(Lines of data)
──────────────────────────────
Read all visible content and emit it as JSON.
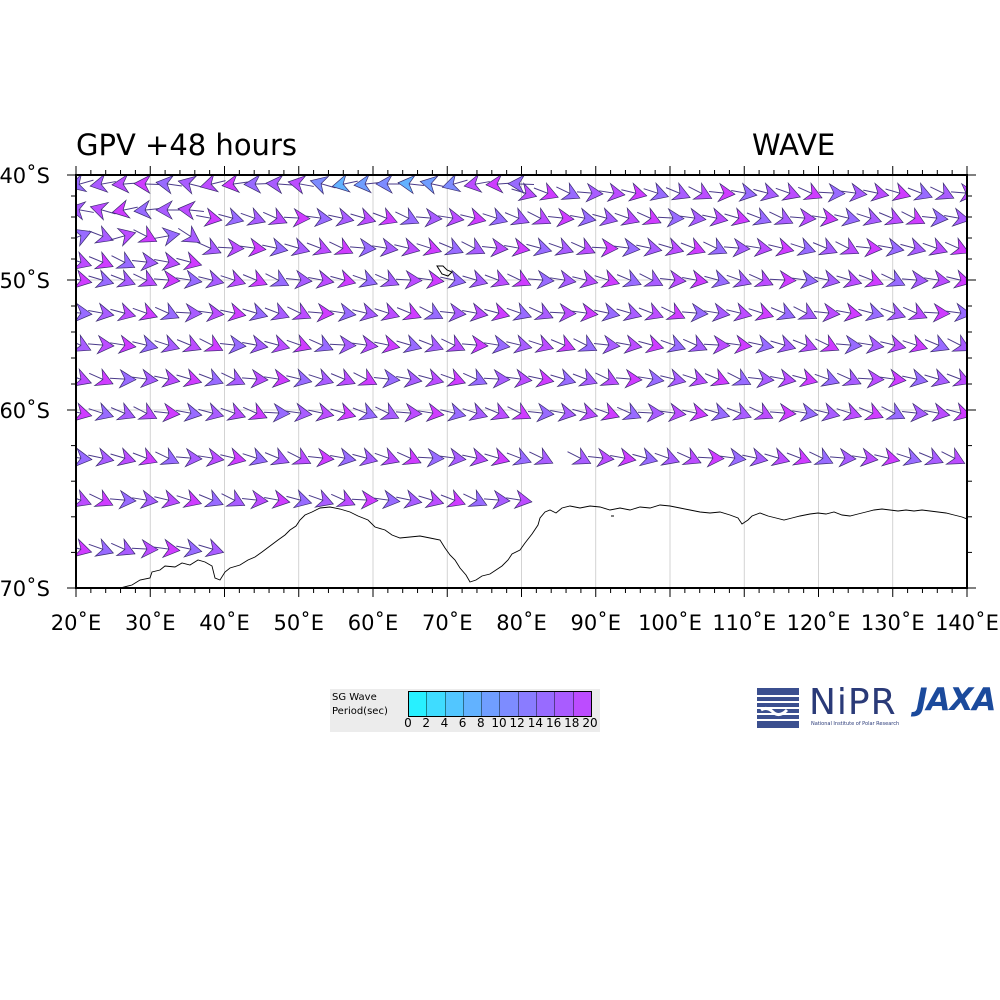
{
  "header": {
    "left_title": "GPV +48 hours",
    "right_title": "WAVE"
  },
  "map": {
    "lat_labels": [
      "40˚S",
      "50˚S",
      "60˚S",
      "70˚S"
    ],
    "lon_labels": [
      "20˚E",
      "30˚E",
      "40˚E",
      "50˚E",
      "60˚E",
      "70˚E",
      "80˚E",
      "90˚E",
      "100˚E",
      "110˚E",
      "120˚E",
      "130˚E",
      "140˚E"
    ],
    "lon_range": [
      20,
      140
    ],
    "lat_range": [
      -40,
      -70
    ],
    "vector_field": "wave direction arrows colored by significant wave period",
    "dominant_direction": "eastward"
  },
  "legend": {
    "title_line1": "SG Wave",
    "title_line2": "Period(sec)",
    "ticks": [
      "0",
      "2",
      "4",
      "6",
      "8",
      "10",
      "12",
      "14",
      "16",
      "18",
      "20"
    ],
    "colors": [
      "#28f0ff",
      "#3fdcff",
      "#52c6ff",
      "#62b2ff",
      "#709eff",
      "#7d8cff",
      "#8a7cff",
      "#986bff",
      "#a95cff",
      "#bc4cff",
      "#cf3cff",
      "#e02ff6",
      "#ee22ee"
    ]
  },
  "logos": {
    "nipr_text": "NiPR",
    "nipr_subtitle": "National Institute of Polar Research",
    "jaxa_text": "JAXA"
  }
}
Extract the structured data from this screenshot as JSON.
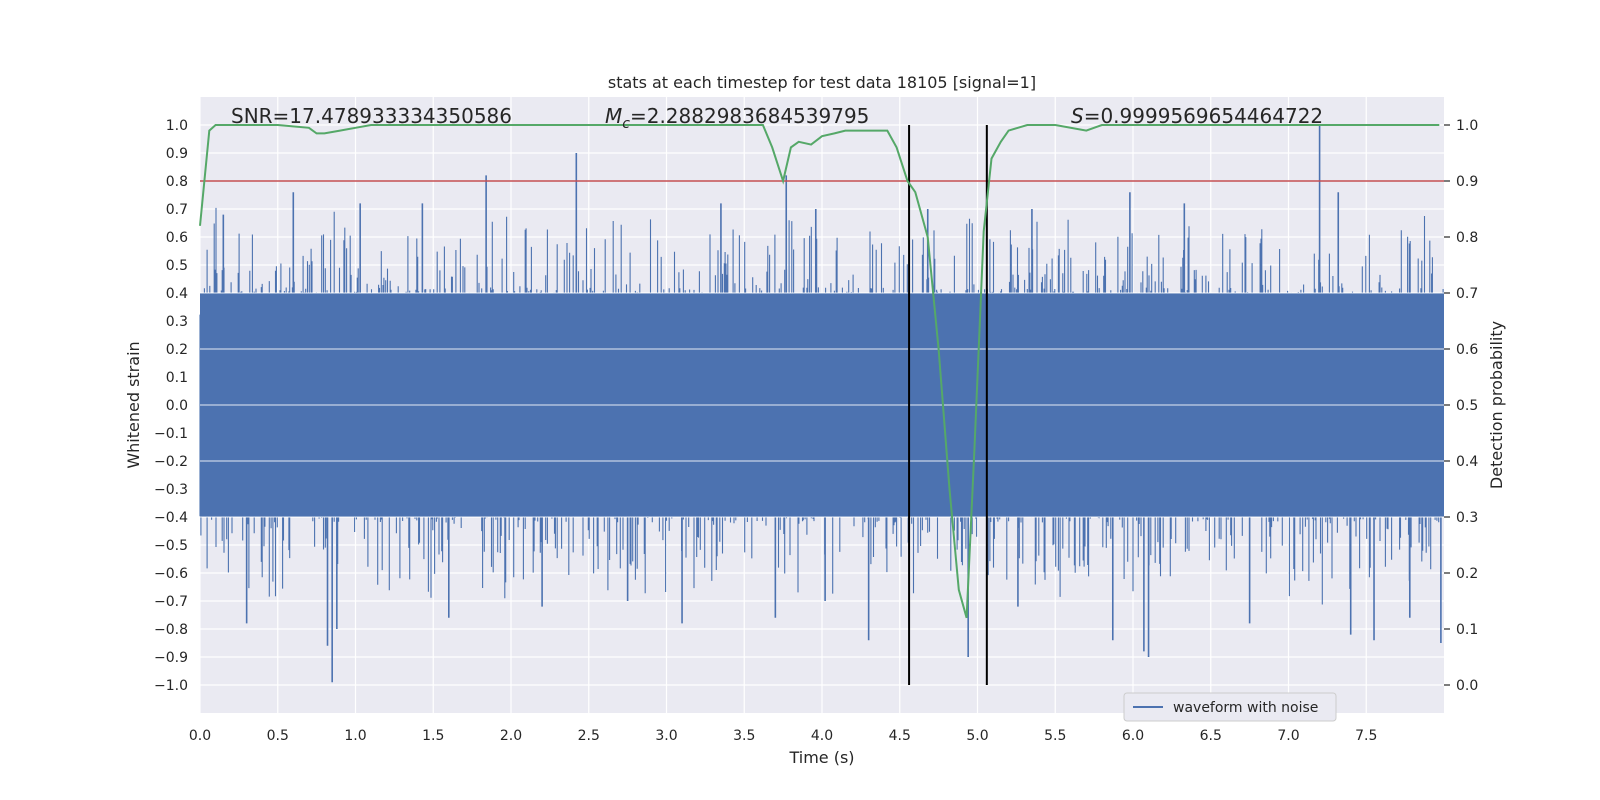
{
  "chart_data": {
    "type": "line",
    "title": "stats at each timestep for test data 18105 [signal=1]",
    "xlabel": "Time (s)",
    "ylabel_left": "Whitened strain",
    "ylabel_right": "Detection probability",
    "xlim": [
      0.0,
      8.0
    ],
    "ylim_left": [
      -1.1,
      1.1
    ],
    "ylim_right": [
      -0.05,
      1.05
    ],
    "x_ticks": [
      "0.0",
      "0.5",
      "1.0",
      "1.5",
      "2.0",
      "2.5",
      "3.0",
      "3.5",
      "4.0",
      "4.5",
      "5.0",
      "5.5",
      "6.0",
      "6.5",
      "7.0",
      "7.5"
    ],
    "y_left_ticks": [
      "1.0",
      "0.9",
      "0.8",
      "0.7",
      "0.6",
      "0.5",
      "0.4",
      "0.3",
      "0.2",
      "0.1",
      "0.0",
      "−0.1",
      "−0.2",
      "−0.3",
      "−0.4",
      "−0.5",
      "−0.6",
      "−0.7",
      "−0.8",
      "−0.9",
      "−1.0"
    ],
    "y_right_ticks": [
      "1.0",
      "0.9",
      "0.8",
      "0.7",
      "0.6",
      "0.5",
      "0.4",
      "0.3",
      "0.2",
      "0.1",
      "0.0"
    ],
    "annotations": {
      "snr_label": "SNR=17.478933334350586",
      "mc_symbol": "M",
      "mc_subscript": "c",
      "mc_value": "=2.2882983684539795",
      "s_symbol": "S",
      "s_value": "=0.9999569654464722"
    },
    "legend": {
      "label": "waveform with noise",
      "placement": "lower-right"
    },
    "threshold": {
      "value": 0.9,
      "axis": "right",
      "color": "#c44e52"
    },
    "vertical_markers": [
      {
        "x": 4.56,
        "label": "signal-start-marker"
      },
      {
        "x": 5.06,
        "label": "signal-end-marker"
      }
    ],
    "waveform": {
      "name": "waveform with noise",
      "color": "#4c72b0",
      "core_range": [
        -0.4,
        0.4
      ],
      "x_start": 0.0,
      "x_end": 8.0,
      "spikes": [
        {
          "x": 0.85,
          "y": -0.99
        },
        {
          "x": 0.82,
          "y": -0.86
        },
        {
          "x": 0.88,
          "y": -0.8
        },
        {
          "x": 0.3,
          "y": -0.78
        },
        {
          "x": 0.6,
          "y": 0.76
        },
        {
          "x": 1.84,
          "y": 0.82
        },
        {
          "x": 2.42,
          "y": 0.9
        },
        {
          "x": 3.77,
          "y": 0.82
        },
        {
          "x": 3.7,
          "y": -0.76
        },
        {
          "x": 4.3,
          "y": -0.84
        },
        {
          "x": 4.94,
          "y": -0.9
        },
        {
          "x": 5.87,
          "y": -0.84
        },
        {
          "x": 6.1,
          "y": -0.9
        },
        {
          "x": 6.07,
          "y": -0.88
        },
        {
          "x": 7.2,
          "y": 1.0
        },
        {
          "x": 7.4,
          "y": -0.82
        },
        {
          "x": 7.55,
          "y": -0.84
        },
        {
          "x": 7.98,
          "y": -0.85
        },
        {
          "x": 7.32,
          "y": 0.76
        },
        {
          "x": 5.98,
          "y": 0.76
        },
        {
          "x": 0.15,
          "y": 0.68
        },
        {
          "x": 1.43,
          "y": 0.72
        },
        {
          "x": 3.35,
          "y": 0.72
        },
        {
          "x": 4.68,
          "y": 0.7
        },
        {
          "x": 6.33,
          "y": 0.72
        },
        {
          "x": 1.6,
          "y": -0.76
        },
        {
          "x": 2.75,
          "y": -0.7
        },
        {
          "x": 3.1,
          "y": -0.78
        },
        {
          "x": 6.75,
          "y": -0.78
        },
        {
          "x": 7.78,
          "y": -0.76
        },
        {
          "x": 2.2,
          "y": -0.72
        },
        {
          "x": 5.26,
          "y": -0.72
        },
        {
          "x": 1.03,
          "y": 0.72
        },
        {
          "x": 3.96,
          "y": 0.7
        },
        {
          "x": 5.35,
          "y": 0.7
        },
        {
          "x": 4.02,
          "y": -0.7
        }
      ]
    },
    "probability": {
      "name": "detection probability",
      "color": "#55a868",
      "x": [
        0.0,
        0.06,
        0.1,
        0.2,
        0.5,
        0.7,
        0.75,
        0.8,
        0.9,
        1.0,
        1.1,
        1.2,
        1.5,
        2.0,
        3.0,
        3.5,
        3.62,
        3.68,
        3.75,
        3.8,
        3.85,
        3.93,
        4.0,
        4.08,
        4.15,
        4.25,
        4.35,
        4.42,
        4.48,
        4.55,
        4.6,
        4.68,
        4.75,
        4.82,
        4.88,
        4.93,
        4.98,
        5.04,
        5.09,
        5.15,
        5.2,
        5.26,
        5.32,
        5.38,
        5.5,
        5.7,
        5.8,
        6.0,
        7.0,
        7.97
      ],
      "y": [
        0.82,
        0.99,
        1.0,
        1.0,
        1.0,
        0.995,
        0.985,
        0.985,
        0.99,
        0.995,
        1.0,
        1.0,
        1.0,
        1.0,
        1.0,
        1.0,
        1.0,
        0.96,
        0.9,
        0.96,
        0.97,
        0.965,
        0.98,
        0.985,
        0.99,
        0.99,
        0.99,
        0.99,
        0.96,
        0.9,
        0.88,
        0.8,
        0.6,
        0.35,
        0.17,
        0.12,
        0.42,
        0.81,
        0.94,
        0.97,
        0.99,
        0.995,
        1.0,
        1.0,
        1.0,
        0.99,
        1.0,
        1.0,
        1.0,
        1.0
      ]
    }
  },
  "colors": {
    "plot_background": "#eaeaf2",
    "grid": "#ffffff",
    "marker_line": "#000000",
    "legend_background": "#eaeaf2",
    "legend_border": "#cccccc"
  }
}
──────────────────────────────
## TO DO
Only lines with "name" are wanted here; list each of them.

## FINAL RESULT
      "name": "waveform with noise",
      "name": "detection probability",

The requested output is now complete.